TASK DIRECTIONS: Go through the entries below and retype them exactly, omitting each picture.

Stored records
————————

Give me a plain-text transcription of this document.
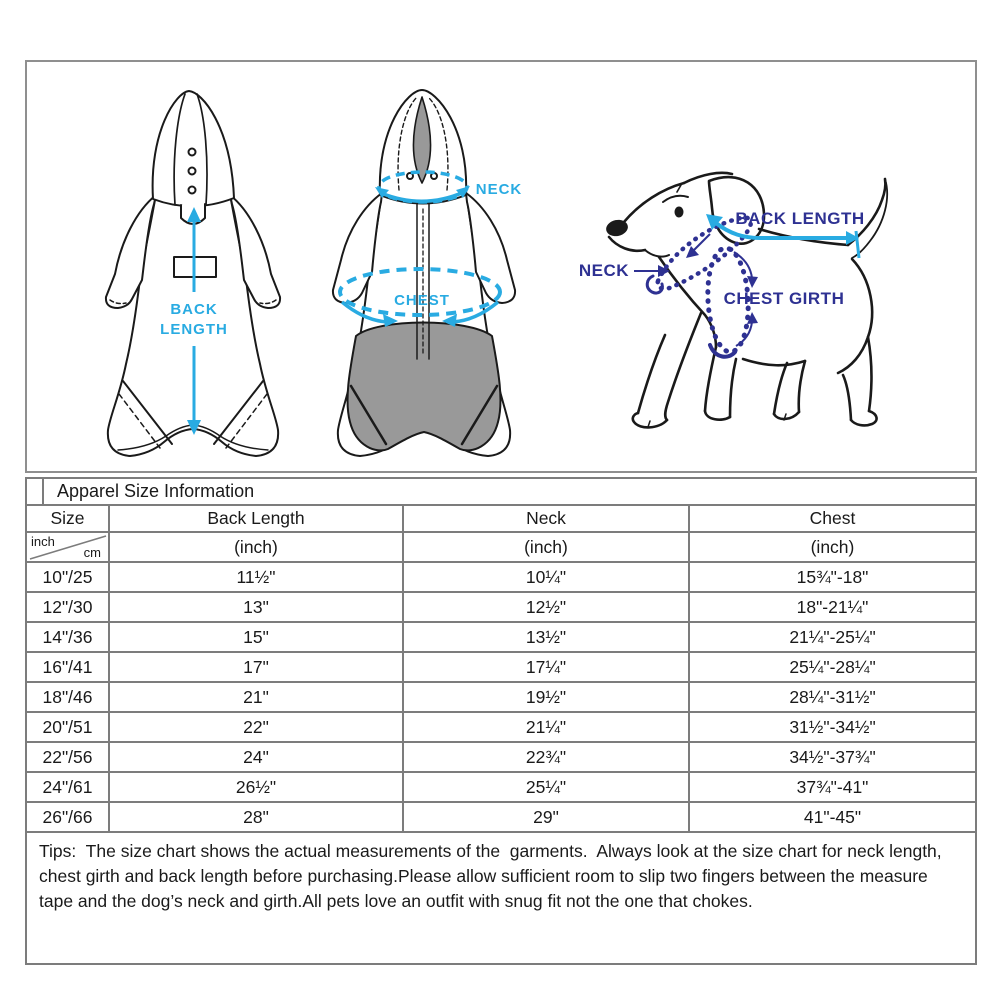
BACK
LENGTH
NECK
CHEST
BACK LENGTH
NECK
CHEST GIRTH
Apparel Size Information
Size	Back Length	Neck	Chest
inch
cm	(inch)	(inch)	(inch)
10"/25	11½"	10¼"	15¾"-18"
12"/30	13"	12½"	18"-21¼"
14"/36	15"	13½"	21¼"-25¼"
16"/41	17"	17¼"	25¼"-28¼"
18"/46	21"	19½"	28¼"-31½"
20"/51	22"	21¼"	31½"-34½"
22"/56	24"	22¾"	34½"-37¾"
24"/61	26½"	25¼"	37¾"-41"
26"/66	28"	29"	41"-45"
Tips:  The size chart shows the actual measurements of the  garments.  Always look at the size chart for neck length, chest girth and back length before purchasing.Please allow sufficient room to slip two fingers between the measure tape and the dog’s neck and girth.All pets love an outfit with snug fit not the one that chokes.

————————

FINAL RESULT:
Give me a plain-text transcription of this document.
BACK
LENGTH
NECK
CHEST
BACK LENGTH
NECK
CHEST GIRTH
Apparel Size Information
Size	Back Length	Neck	Chest
inch
cm	(inch)	(inch)	(inch)
10"/25	11½"	10¼"	15¾"-18"
12"/30	13"	12½"	18"-21¼"
14"/36	15"	13½"	21¼"-25¼"
16"/41	17"	17¼"	25¼"-28¼"
18"/46	21"	19½"	28¼"-31½"
20"/51	22"	21¼"	31½"-34½"
22"/56	24"	22¾"	34½"-37¾"
24"/61	26½"	25¼"	37¾"-41"
26"/66	28"	29"	41"-45"
Tips:  The size chart shows the actual measurements of the  garments.  Always look at the size chart for neck length, chest girth and back length before purchasing.Please allow sufficient room to slip two fingers between the measure tape and the dog’s neck and girth.All pets love an outfit with snug fit not the one that chokes.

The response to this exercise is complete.